● WHAT THIS TASK INVOLVES
Leaving out all images, write out the records that follow exactly.

Figure collection entries
[START]

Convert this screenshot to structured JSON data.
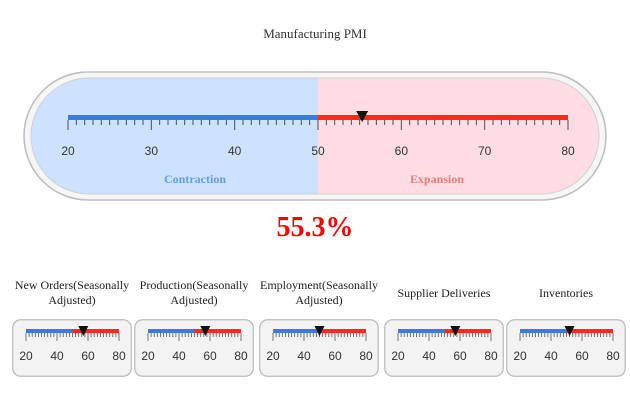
{
  "title": "Manufacturing PMI",
  "value_text": "55.3%",
  "colors": {
    "contraction": "#3a7ae8",
    "expansion": "#ff2a18",
    "contraction_bg": "#cde2ff",
    "expansion_bg": "#ffdde2"
  },
  "chart_data": {
    "type": "gauge",
    "main": {
      "title": "Manufacturing PMI",
      "value": 55.3,
      "range": [
        20,
        80
      ],
      "threshold": 50,
      "ticks": [
        "20",
        "30",
        "40",
        "50",
        "60",
        "70",
        "80"
      ],
      "zones": [
        "Contraction",
        "Expansion"
      ]
    },
    "subgauges": [
      {
        "label": "New Orders(Seasonally Adjusted)",
        "value": 57,
        "range": [
          20,
          80
        ],
        "threshold": 50,
        "ticks": [
          "20",
          "40",
          "60",
          "80"
        ]
      },
      {
        "label": "Production(Seasonally Adjusted)",
        "value": 57,
        "range": [
          20,
          80
        ],
        "threshold": 50,
        "ticks": [
          "20",
          "40",
          "60",
          "80"
        ]
      },
      {
        "label": "Employment(Seasonally Adjusted)",
        "value": 50,
        "range": [
          20,
          80
        ],
        "threshold": 50,
        "ticks": [
          "20",
          "40",
          "60",
          "80"
        ]
      },
      {
        "label": "Supplier Deliveries",
        "value": 57,
        "range": [
          20,
          80
        ],
        "threshold": 50,
        "ticks": [
          "20",
          "40",
          "60",
          "80"
        ]
      },
      {
        "label": "Inventories",
        "value": 52,
        "range": [
          20,
          80
        ],
        "threshold": 50,
        "ticks": [
          "20",
          "40",
          "60",
          "80"
        ]
      }
    ]
  }
}
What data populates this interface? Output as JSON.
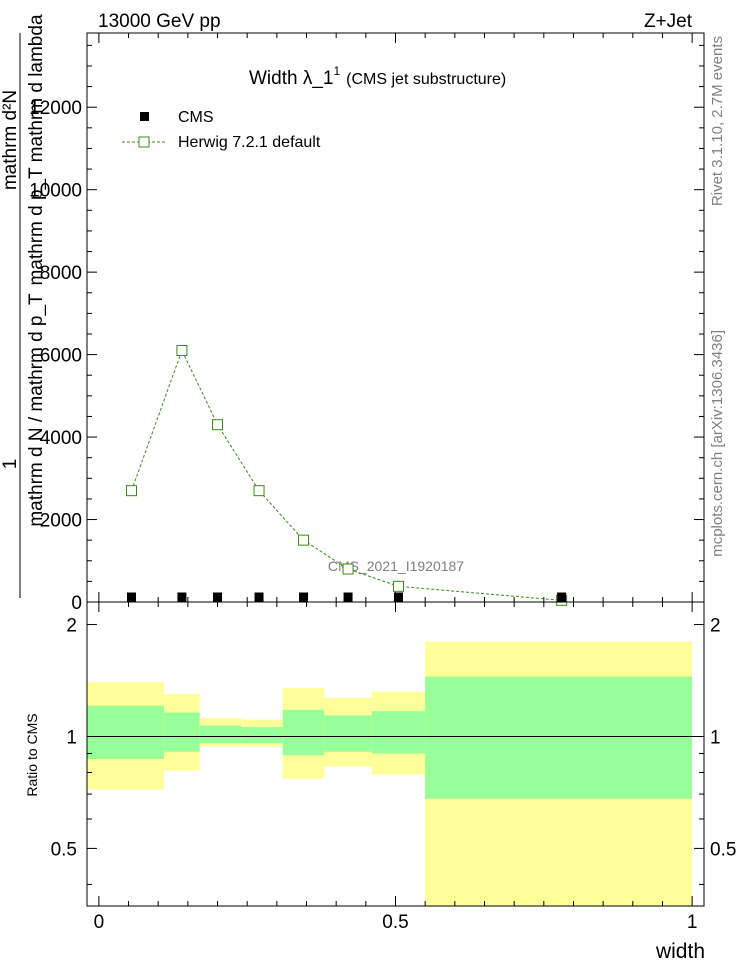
{
  "header": {
    "left": "13000 GeV pp",
    "right": "Z+Jet"
  },
  "side_labels": {
    "rivet": "Rivet 3.1.10,  2.7M events",
    "mcplots": "mcplots.cern.ch [arXiv:1306.3436]"
  },
  "chart_data": [
    {
      "type": "line",
      "title_main": "Width λ_1",
      "title_sup": "1",
      "title_sub": "(CMS jet substructure)",
      "watermark": "CMS_2021_I1920187",
      "ylabel_numerator": "mathrm d²N",
      "ylabel_denominator": "mathrm d p_T mathrm d lambda",
      "ylabel_extra_1": "1",
      "ylabel_extra_2": "mathrm d N / mathrm d p_T",
      "xlim": [
        -0.02,
        1.02
      ],
      "ylim": [
        0,
        13800
      ],
      "yticks": [
        0,
        2000,
        4000,
        6000,
        8000,
        10000,
        12000
      ],
      "ytick_labels": [
        "0",
        "2000",
        "4000",
        "6000",
        "8000",
        "10000",
        "12000"
      ],
      "legend": {
        "placement": "top-left",
        "entries": [
          {
            "label": "CMS",
            "color": "#000000",
            "marker": "filled-square"
          },
          {
            "label": "Herwig 7.2.1 default",
            "color": "#3a8a1a",
            "marker": "open-square",
            "line": "dashed"
          }
        ]
      },
      "series": [
        {
          "name": "CMS",
          "color": "#000000",
          "x": [
            0.055,
            0.14,
            0.2,
            0.27,
            0.345,
            0.42,
            0.505,
            0.78
          ],
          "y": [
            10,
            50,
            30,
            20,
            15,
            10,
            8,
            2
          ]
        },
        {
          "name": "Herwig 7.2.1 default",
          "color": "#3a8a1a",
          "x": [
            0.055,
            0.14,
            0.2,
            0.27,
            0.345,
            0.42,
            0.505,
            0.78
          ],
          "y": [
            2700,
            6100,
            4300,
            2700,
            1500,
            800,
            380,
            40
          ]
        }
      ]
    },
    {
      "type": "area",
      "ylabel": "Ratio to CMS",
      "xlabel": "width",
      "xlim": [
        -0.02,
        1.02
      ],
      "ylim": [
        0.35,
        2.3
      ],
      "yticks": [
        0.5,
        1,
        2
      ],
      "ytick_labels": [
        "0.5",
        "1",
        "2"
      ],
      "xticks": [
        0,
        0.5,
        1
      ],
      "xtick_labels": [
        "0",
        "0.5",
        "1"
      ],
      "band_colors": {
        "inner": "#99ff99",
        "outer": "#ffff99"
      },
      "bins": [
        {
          "x0": -0.02,
          "x1": 0.11,
          "outer": [
            0.72,
            1.4
          ],
          "inner": [
            0.87,
            1.21
          ]
        },
        {
          "x0": 0.11,
          "x1": 0.17,
          "outer": [
            0.81,
            1.3
          ],
          "inner": [
            0.91,
            1.16
          ]
        },
        {
          "x0": 0.17,
          "x1": 0.24,
          "outer": [
            0.94,
            1.12
          ],
          "inner": [
            0.96,
            1.07
          ]
        },
        {
          "x0": 0.24,
          "x1": 0.31,
          "outer": [
            0.94,
            1.11
          ],
          "inner": [
            0.96,
            1.06
          ]
        },
        {
          "x0": 0.31,
          "x1": 0.38,
          "outer": [
            0.77,
            1.35
          ],
          "inner": [
            0.89,
            1.18
          ]
        },
        {
          "x0": 0.38,
          "x1": 0.46,
          "outer": [
            0.83,
            1.27
          ],
          "inner": [
            0.91,
            1.14
          ]
        },
        {
          "x0": 0.46,
          "x1": 0.55,
          "outer": [
            0.79,
            1.32
          ],
          "inner": [
            0.9,
            1.17
          ]
        },
        {
          "x0": 0.55,
          "x1": 1.0,
          "outer": [
            0.35,
            1.8
          ],
          "inner": [
            0.68,
            1.45
          ]
        }
      ],
      "reference": 1
    }
  ]
}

[END]

● REPLY
Convert this screenshot to structured JSON data.
{
  "title": "Manufacturing PMI",
  "value_text": "55.3%",
  "colors": {
    "contraction": "#3a7ae8",
    "expansion": "#ff2a18",
    "contraction_bg": "#cde2ff",
    "expansion_bg": "#ffdde2"
  },
  "chart_data": {
    "type": "gauge",
    "main": {
      "title": "Manufacturing PMI",
      "value": 55.3,
      "range": [
        20,
        80
      ],
      "threshold": 50,
      "ticks": [
        "20",
        "30",
        "40",
        "50",
        "60",
        "70",
        "80"
      ],
      "zones": [
        "Contraction",
        "Expansion"
      ]
    },
    "subgauges": [
      {
        "label": "New Orders(Seasonally Adjusted)",
        "value": 57,
        "range": [
          20,
          80
        ],
        "threshold": 50,
        "ticks": [
          "20",
          "40",
          "60",
          "80"
        ]
      },
      {
        "label": "Production(Seasonally Adjusted)",
        "value": 57,
        "range": [
          20,
          80
        ],
        "threshold": 50,
        "ticks": [
          "20",
          "40",
          "60",
          "80"
        ]
      },
      {
        "label": "Employment(Seasonally Adjusted)",
        "value": 50,
        "range": [
          20,
          80
        ],
        "threshold": 50,
        "ticks": [
          "20",
          "40",
          "60",
          "80"
        ]
      },
      {
        "label": "Supplier Deliveries",
        "value": 57,
        "range": [
          20,
          80
        ],
        "threshold": 50,
        "ticks": [
          "20",
          "40",
          "60",
          "80"
        ]
      },
      {
        "label": "Inventories",
        "value": 52,
        "range": [
          20,
          80
        ],
        "threshold": 50,
        "ticks": [
          "20",
          "40",
          "60",
          "80"
        ]
      }
    ]
  }
}
What data populates this interface? Output as JSON.
{
  "header": {
    "left": "13000 GeV pp",
    "right": "Z+Jet"
  },
  "side_labels": {
    "rivet": "Rivet 3.1.10,  2.7M events",
    "mcplots": "mcplots.cern.ch [arXiv:1306.3436]"
  },
  "chart_data": [
    {
      "type": "line",
      "title_main": "Width λ_1",
      "title_sup": "1",
      "title_sub": "(CMS jet substructure)",
      "watermark": "CMS_2021_I1920187",
      "ylabel_numerator": "mathrm d²N",
      "ylabel_denominator": "mathrm d p_T mathrm d lambda",
      "ylabel_extra_1": "1",
      "ylabel_extra_2": "mathrm d N / mathrm d p_T",
      "xlim": [
        -0.02,
        1.02
      ],
      "ylim": [
        0,
        13800
      ],
      "yticks": [
        0,
        2000,
        4000,
        6000,
        8000,
        10000,
        12000
      ],
      "ytick_labels": [
        "0",
        "2000",
        "4000",
        "6000",
        "8000",
        "10000",
        "12000"
      ],
      "legend": {
        "placement": "top-left",
        "entries": [
          {
            "label": "CMS",
            "color": "#000000",
            "marker": "filled-square"
          },
          {
            "label": "Herwig 7.2.1 default",
            "color": "#3a8a1a",
            "marker": "open-square",
            "line": "dashed"
          }
        ]
      },
      "series": [
        {
          "name": "CMS",
          "color": "#000000",
          "x": [
            0.055,
            0.14,
            0.2,
            0.27,
            0.345,
            0.42,
            0.505,
            0.78
          ],
          "y": [
            10,
            50,
            30,
            20,
            15,
            10,
            8,
            2
          ]
        },
        {
          "name": "Herwig 7.2.1 default",
          "color": "#3a8a1a",
          "x": [
            0.055,
            0.14,
            0.2,
            0.27,
            0.345,
            0.42,
            0.505,
            0.78
          ],
          "y": [
            2700,
            6100,
            4300,
            2700,
            1500,
            800,
            380,
            40
          ]
        }
      ]
    },
    {
      "type": "area",
      "ylabel": "Ratio to CMS",
      "xlabel": "width",
      "xlim": [
        -0.02,
        1.02
      ],
      "ylim": [
        0.35,
        2.3
      ],
      "yticks": [
        0.5,
        1,
        2
      ],
      "ytick_labels": [
        "0.5",
        "1",
        "2"
      ],
      "xticks": [
        0,
        0.5,
        1
      ],
      "xtick_labels": [
        "0",
        "0.5",
        "1"
      ],
      "band_colors": {
        "inner": "#99ff99",
        "outer": "#ffff99"
      },
      "bins": [
        {
          "x0": -0.02,
          "x1": 0.11,
          "outer": [
            0.72,
            1.4
          ],
          "inner": [
            0.87,
            1.21
          ]
        },
        {
          "x0": 0.11,
          "x1": 0.17,
          "outer": [
            0.81,
            1.3
          ],
          "inner": [
            0.91,
            1.16
          ]
        },
        {
          "x0": 0.17,
          "x1": 0.24,
          "outer": [
            0.94,
            1.12
          ],
          "inner": [
            0.96,
            1.07
          ]
        },
        {
          "x0": 0.24,
          "x1": 0.31,
          "outer": [
            0.94,
            1.11
          ],
          "inner": [
            0.96,
            1.06
          ]
        },
        {
          "x0": 0.31,
          "x1": 0.38,
          "outer": [
            0.77,
            1.35
          ],
          "inner": [
            0.89,
            1.18
          ]
        },
        {
          "x0": 0.38,
          "x1": 0.46,
          "outer": [
            0.83,
            1.27
          ],
          "inner": [
            0.91,
            1.14
          ]
        },
        {
          "x0": 0.46,
          "x1": 0.55,
          "outer": [
            0.79,
            1.32
          ],
          "inner": [
            0.9,
            1.17
          ]
        },
        {
          "x0": 0.55,
          "x1": 1.0,
          "outer": [
            0.35,
            1.8
          ],
          "inner": [
            0.68,
            1.45
          ]
        }
      ],
      "reference": 1
    }
  ]
}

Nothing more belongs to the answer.